▶ **WHAT YOU ARE ASKED TO DO**
Scan the records for the word "Bildschirme". Copy each line that includes it.

(Data records)
►

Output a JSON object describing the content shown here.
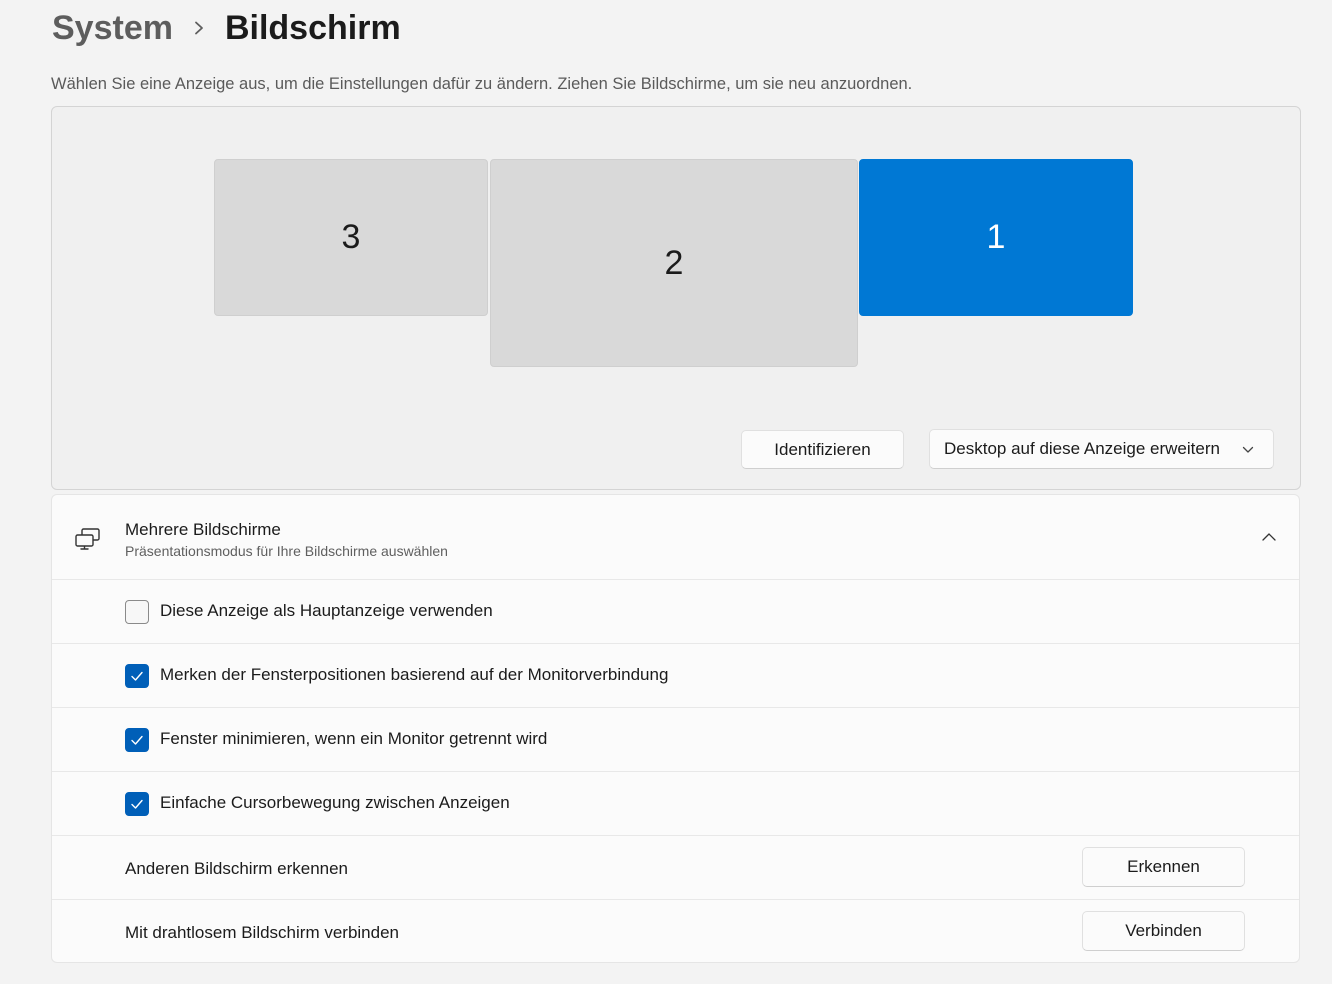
{
  "breadcrumb": {
    "parent": "System",
    "current": "Bildschirm"
  },
  "instructions": "Wählen Sie eine Anzeige aus, um die Einstellungen dafür zu ändern. Ziehen Sie Bildschirme, um sie neu anzuordnen.",
  "monitors": [
    {
      "label": "3",
      "selected": false
    },
    {
      "label": "2",
      "selected": false
    },
    {
      "label": "1",
      "selected": true
    }
  ],
  "arrangement": {
    "identify_label": "Identifizieren",
    "mode_dropdown": "Desktop auf diese Anzeige erweitern"
  },
  "multiple_displays": {
    "title": "Mehrere Bildschirme",
    "subtitle": "Präsentationsmodus für Ihre Bildschirme auswählen",
    "expanded": true,
    "options": [
      {
        "label": "Diese Anzeige als Hauptanzeige verwenden",
        "checked": false
      },
      {
        "label": "Merken der Fensterpositionen basierend auf der Monitorverbindung",
        "checked": true
      },
      {
        "label": "Fenster minimieren, wenn ein Monitor getrennt wird",
        "checked": true
      },
      {
        "label": "Einfache Cursorbewegung zwischen Anzeigen",
        "checked": true
      }
    ],
    "detect": {
      "label": "Anderen Bildschirm erkennen",
      "button": "Erkennen"
    },
    "wireless": {
      "label": "Mit drahtlosem Bildschirm verbinden",
      "button": "Verbinden"
    }
  },
  "colors": {
    "accent": "#0078d4",
    "checkbox_checked": "#005fb8",
    "page_background": "#f3f3f3"
  },
  "icons": {
    "breadcrumb_separator": "chevron-right-icon",
    "dropdown": "chevron-down-icon",
    "card": "multiple-monitors-icon",
    "collapse": "chevron-up-icon",
    "checkmark": "checkmark-icon"
  }
}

◄

▶ **FINISHED EXERCISE**
  "instructions": "Wählen Sie eine Anzeige aus, um die Einstellungen dafür zu ändern. Ziehen Sie Bildschirme, um sie neu anzuordnen.",
    "title": "Mehrere Bildschirme",
    "subtitle": "Präsentationsmodus für Ihre Bildschirme auswählen",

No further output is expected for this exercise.